### Given exercise
Report, word for word, every line of the material that contains "climatology".

[Figure dataset records]
>> start
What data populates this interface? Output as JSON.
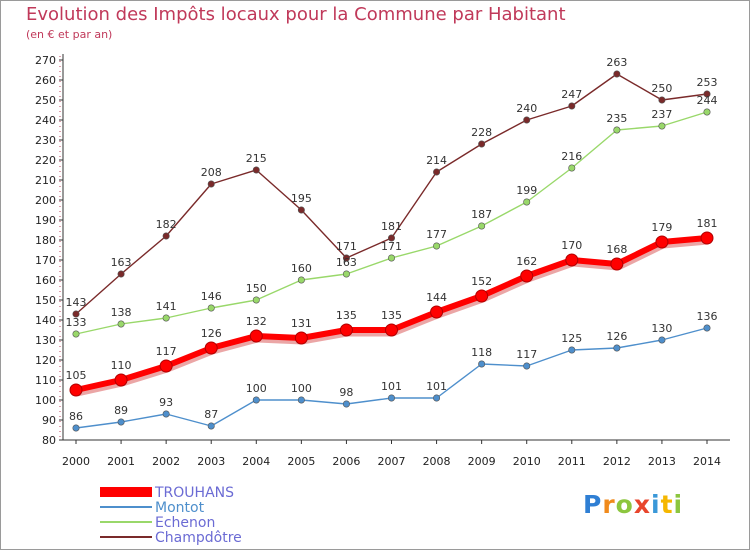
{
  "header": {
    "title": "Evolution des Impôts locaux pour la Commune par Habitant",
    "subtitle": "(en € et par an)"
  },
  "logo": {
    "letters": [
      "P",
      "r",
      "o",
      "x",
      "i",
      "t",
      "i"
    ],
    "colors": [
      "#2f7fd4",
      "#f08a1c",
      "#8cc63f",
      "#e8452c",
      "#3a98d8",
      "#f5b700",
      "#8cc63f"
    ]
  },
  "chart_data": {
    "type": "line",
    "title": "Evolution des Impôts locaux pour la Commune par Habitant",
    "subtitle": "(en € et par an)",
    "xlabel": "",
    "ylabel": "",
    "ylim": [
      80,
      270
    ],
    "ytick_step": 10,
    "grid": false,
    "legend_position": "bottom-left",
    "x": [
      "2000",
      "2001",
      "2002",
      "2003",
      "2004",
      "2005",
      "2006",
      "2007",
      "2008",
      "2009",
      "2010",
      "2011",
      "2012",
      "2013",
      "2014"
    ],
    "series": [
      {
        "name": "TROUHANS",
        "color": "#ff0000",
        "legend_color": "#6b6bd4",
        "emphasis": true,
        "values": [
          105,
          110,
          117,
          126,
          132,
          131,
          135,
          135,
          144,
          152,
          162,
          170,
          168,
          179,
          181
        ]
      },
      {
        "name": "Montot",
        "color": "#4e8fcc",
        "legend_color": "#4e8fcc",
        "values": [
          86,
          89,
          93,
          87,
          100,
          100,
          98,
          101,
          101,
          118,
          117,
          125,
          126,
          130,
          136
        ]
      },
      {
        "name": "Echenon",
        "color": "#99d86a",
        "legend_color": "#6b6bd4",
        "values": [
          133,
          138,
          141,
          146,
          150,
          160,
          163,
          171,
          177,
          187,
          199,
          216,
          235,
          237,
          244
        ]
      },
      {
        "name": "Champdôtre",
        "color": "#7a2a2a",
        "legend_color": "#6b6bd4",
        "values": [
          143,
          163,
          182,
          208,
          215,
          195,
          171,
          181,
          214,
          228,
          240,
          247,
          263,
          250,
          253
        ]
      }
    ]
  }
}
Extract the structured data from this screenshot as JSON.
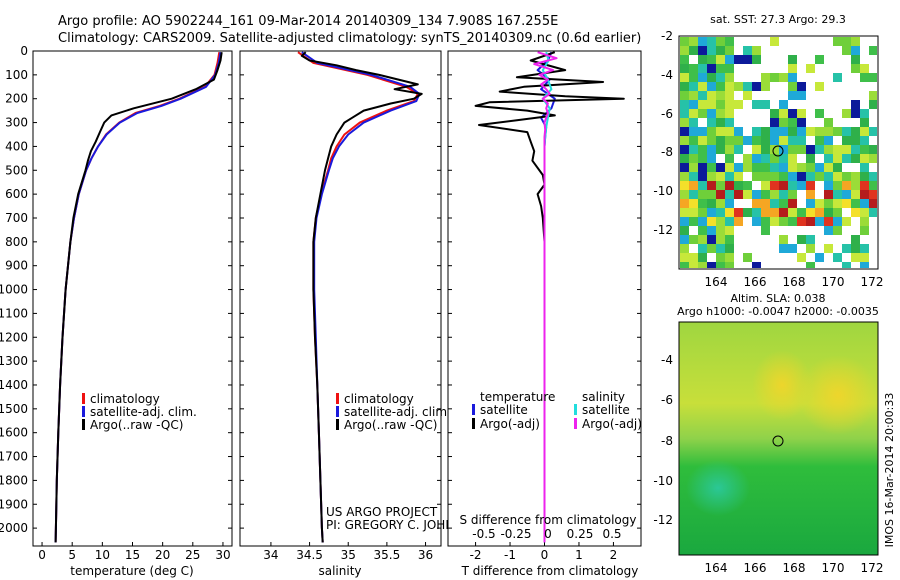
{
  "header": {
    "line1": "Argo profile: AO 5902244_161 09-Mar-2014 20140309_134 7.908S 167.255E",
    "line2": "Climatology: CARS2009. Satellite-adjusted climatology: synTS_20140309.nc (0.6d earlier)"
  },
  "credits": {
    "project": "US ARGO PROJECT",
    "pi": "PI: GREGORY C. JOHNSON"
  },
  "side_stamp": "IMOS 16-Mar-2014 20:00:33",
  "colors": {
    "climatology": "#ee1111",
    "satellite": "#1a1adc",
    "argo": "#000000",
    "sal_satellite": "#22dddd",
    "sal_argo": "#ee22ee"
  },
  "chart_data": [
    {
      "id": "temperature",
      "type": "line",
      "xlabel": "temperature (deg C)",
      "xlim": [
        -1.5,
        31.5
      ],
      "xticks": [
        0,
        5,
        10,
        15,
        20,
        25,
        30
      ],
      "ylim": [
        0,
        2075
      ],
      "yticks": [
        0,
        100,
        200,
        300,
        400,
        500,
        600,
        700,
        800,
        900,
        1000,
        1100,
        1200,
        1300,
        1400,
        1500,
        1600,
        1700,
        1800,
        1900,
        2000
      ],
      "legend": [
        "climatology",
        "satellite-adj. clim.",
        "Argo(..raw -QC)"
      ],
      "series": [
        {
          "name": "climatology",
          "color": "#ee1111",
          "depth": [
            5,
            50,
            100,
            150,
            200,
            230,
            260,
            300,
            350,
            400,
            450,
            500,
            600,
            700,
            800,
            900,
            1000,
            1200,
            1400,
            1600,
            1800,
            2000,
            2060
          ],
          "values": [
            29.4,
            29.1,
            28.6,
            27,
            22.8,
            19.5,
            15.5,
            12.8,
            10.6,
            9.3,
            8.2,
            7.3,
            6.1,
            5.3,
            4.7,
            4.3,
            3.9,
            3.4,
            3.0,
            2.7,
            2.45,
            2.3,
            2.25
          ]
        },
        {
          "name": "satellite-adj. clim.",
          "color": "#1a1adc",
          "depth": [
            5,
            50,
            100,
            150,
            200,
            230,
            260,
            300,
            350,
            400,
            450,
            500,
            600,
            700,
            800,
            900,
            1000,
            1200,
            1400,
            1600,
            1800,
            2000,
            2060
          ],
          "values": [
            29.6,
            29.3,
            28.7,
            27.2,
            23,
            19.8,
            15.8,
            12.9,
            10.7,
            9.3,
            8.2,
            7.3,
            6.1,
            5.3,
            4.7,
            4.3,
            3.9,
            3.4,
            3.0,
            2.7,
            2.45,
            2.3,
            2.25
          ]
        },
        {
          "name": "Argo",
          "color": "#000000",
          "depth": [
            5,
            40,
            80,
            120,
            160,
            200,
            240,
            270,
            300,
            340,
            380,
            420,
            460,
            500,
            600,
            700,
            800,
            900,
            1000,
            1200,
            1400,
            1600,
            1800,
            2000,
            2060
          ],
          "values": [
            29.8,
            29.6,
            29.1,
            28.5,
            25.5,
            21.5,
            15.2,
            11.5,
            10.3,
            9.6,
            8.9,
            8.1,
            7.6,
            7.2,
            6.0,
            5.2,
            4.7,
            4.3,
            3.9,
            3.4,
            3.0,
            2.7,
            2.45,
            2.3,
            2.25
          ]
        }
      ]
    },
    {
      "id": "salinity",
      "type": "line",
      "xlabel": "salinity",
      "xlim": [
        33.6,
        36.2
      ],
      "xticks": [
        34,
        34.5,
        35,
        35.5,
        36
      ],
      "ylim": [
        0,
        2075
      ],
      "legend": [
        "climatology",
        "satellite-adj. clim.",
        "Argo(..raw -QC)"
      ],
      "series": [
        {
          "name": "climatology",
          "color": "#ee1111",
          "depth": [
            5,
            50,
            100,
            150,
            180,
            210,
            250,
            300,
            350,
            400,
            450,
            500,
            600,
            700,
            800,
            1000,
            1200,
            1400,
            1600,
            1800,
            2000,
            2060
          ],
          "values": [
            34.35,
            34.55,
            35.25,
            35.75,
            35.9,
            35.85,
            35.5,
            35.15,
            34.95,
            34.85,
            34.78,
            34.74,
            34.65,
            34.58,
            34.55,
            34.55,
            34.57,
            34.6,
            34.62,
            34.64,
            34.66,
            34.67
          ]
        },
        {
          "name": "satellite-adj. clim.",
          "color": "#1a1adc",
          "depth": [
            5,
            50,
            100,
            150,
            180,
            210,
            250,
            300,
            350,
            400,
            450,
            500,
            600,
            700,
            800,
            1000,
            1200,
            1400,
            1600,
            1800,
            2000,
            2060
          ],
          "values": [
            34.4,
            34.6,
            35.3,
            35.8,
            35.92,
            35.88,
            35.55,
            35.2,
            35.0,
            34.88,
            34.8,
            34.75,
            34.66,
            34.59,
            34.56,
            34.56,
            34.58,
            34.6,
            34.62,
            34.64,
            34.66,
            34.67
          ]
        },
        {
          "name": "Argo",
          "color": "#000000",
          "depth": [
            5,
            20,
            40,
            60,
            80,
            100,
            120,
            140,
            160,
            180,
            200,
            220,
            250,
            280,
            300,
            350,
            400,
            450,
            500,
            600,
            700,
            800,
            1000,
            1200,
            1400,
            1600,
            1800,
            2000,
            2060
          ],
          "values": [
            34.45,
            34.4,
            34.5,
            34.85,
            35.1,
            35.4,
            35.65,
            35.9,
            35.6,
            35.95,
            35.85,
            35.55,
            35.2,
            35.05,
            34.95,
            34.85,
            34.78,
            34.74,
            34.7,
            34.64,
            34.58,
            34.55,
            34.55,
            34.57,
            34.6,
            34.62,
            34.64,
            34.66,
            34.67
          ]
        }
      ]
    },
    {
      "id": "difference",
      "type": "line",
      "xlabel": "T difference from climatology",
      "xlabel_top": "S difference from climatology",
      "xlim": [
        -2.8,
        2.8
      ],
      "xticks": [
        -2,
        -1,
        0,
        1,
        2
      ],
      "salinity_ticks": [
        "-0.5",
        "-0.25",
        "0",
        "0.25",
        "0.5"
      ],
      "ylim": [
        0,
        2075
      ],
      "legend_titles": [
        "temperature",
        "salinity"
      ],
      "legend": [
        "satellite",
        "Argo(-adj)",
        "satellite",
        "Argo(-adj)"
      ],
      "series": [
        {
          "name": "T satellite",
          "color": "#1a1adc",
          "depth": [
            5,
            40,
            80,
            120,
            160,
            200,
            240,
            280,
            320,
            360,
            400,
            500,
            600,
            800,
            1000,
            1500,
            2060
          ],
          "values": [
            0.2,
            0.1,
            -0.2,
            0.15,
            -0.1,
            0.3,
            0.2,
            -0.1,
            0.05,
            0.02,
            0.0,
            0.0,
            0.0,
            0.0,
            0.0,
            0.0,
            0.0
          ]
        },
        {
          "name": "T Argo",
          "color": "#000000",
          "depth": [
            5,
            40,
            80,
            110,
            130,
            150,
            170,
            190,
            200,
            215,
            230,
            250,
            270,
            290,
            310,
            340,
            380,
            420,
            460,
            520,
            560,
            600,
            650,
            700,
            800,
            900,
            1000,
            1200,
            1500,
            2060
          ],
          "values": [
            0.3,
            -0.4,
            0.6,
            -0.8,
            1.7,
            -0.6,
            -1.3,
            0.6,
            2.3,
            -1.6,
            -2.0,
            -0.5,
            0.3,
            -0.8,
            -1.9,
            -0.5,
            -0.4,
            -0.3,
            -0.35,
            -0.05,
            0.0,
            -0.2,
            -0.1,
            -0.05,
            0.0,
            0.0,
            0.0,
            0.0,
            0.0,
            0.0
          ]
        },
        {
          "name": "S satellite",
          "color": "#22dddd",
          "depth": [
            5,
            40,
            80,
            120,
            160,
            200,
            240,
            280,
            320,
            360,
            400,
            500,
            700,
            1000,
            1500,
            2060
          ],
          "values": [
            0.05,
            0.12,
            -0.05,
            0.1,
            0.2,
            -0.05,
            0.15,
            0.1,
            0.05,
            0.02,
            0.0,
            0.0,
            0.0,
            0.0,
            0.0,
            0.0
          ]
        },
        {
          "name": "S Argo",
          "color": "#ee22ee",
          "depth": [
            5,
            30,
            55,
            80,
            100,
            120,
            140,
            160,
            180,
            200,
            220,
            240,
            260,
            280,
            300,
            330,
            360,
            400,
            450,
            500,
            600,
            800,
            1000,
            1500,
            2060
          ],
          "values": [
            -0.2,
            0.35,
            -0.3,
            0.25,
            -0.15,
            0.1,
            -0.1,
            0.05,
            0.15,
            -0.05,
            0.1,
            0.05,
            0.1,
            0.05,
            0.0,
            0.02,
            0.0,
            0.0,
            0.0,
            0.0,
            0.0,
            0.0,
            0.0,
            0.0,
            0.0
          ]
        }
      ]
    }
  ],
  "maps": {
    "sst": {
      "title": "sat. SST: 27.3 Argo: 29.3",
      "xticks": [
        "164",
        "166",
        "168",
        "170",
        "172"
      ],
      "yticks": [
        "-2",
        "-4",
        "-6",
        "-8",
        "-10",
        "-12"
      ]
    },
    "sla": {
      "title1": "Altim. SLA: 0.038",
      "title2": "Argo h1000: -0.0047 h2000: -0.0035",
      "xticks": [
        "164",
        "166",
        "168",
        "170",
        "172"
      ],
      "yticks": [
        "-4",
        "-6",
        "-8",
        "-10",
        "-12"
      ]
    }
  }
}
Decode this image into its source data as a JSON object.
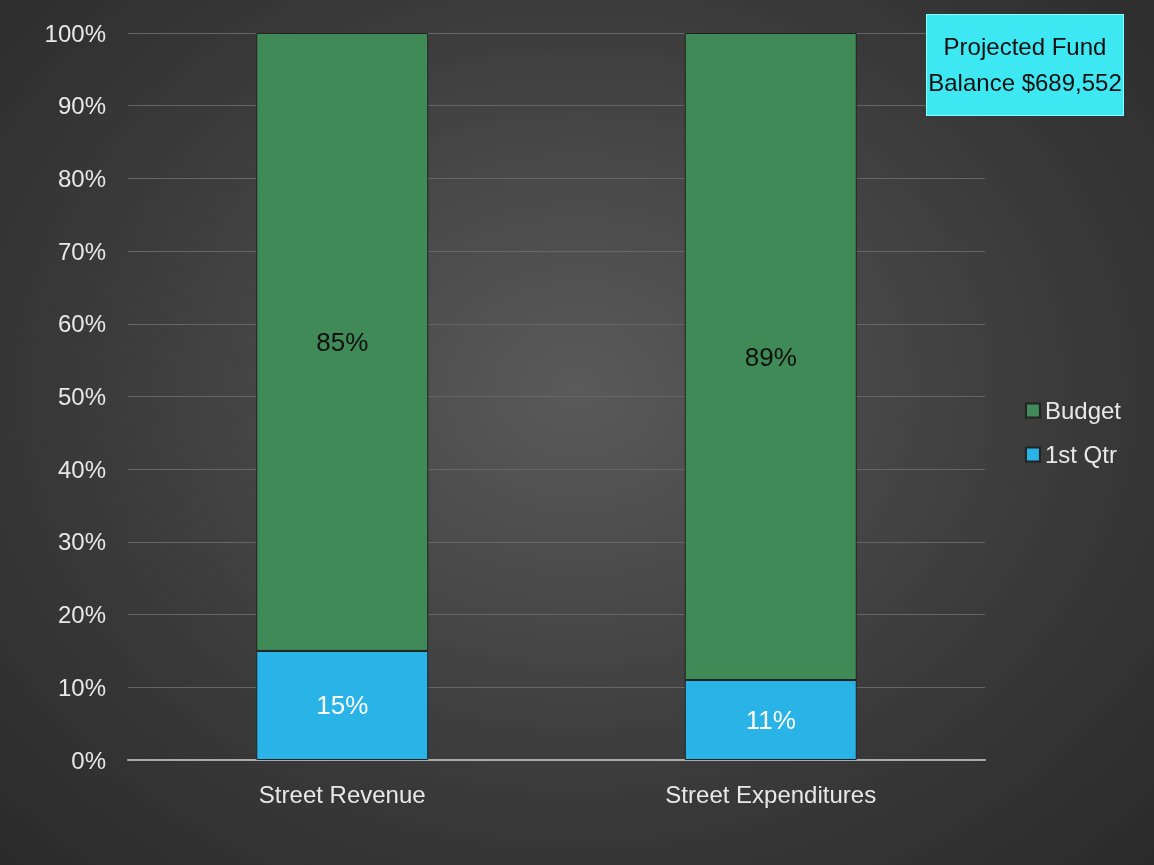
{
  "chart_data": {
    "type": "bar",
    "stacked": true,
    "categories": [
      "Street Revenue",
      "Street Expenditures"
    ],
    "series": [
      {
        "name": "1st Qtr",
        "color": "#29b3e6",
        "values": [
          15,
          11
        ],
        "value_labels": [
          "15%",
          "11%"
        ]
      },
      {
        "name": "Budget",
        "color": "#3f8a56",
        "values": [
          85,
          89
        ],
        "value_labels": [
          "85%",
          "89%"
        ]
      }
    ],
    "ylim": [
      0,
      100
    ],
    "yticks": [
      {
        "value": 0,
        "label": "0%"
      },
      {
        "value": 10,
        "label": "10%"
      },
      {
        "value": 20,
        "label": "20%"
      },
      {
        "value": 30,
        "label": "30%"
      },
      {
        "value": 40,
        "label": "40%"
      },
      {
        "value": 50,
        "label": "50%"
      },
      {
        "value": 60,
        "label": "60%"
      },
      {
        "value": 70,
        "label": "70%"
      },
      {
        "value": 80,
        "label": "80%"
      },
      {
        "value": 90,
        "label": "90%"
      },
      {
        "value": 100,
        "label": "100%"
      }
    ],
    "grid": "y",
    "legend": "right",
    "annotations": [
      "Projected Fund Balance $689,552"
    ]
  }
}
>> end
### Final result
    "line2": "Climatology: CARS2009. Satellite-adjusted climatology: synTS_20140309.nc (0.6d earlier)"
    "climatology": "#ee1111",
        "climatology",
          "name": "climatology",
        "climatology",
          "name": "climatology",
      "xlabel": "T difference from climatology",
      "xlabel_top": "S difference from climatology",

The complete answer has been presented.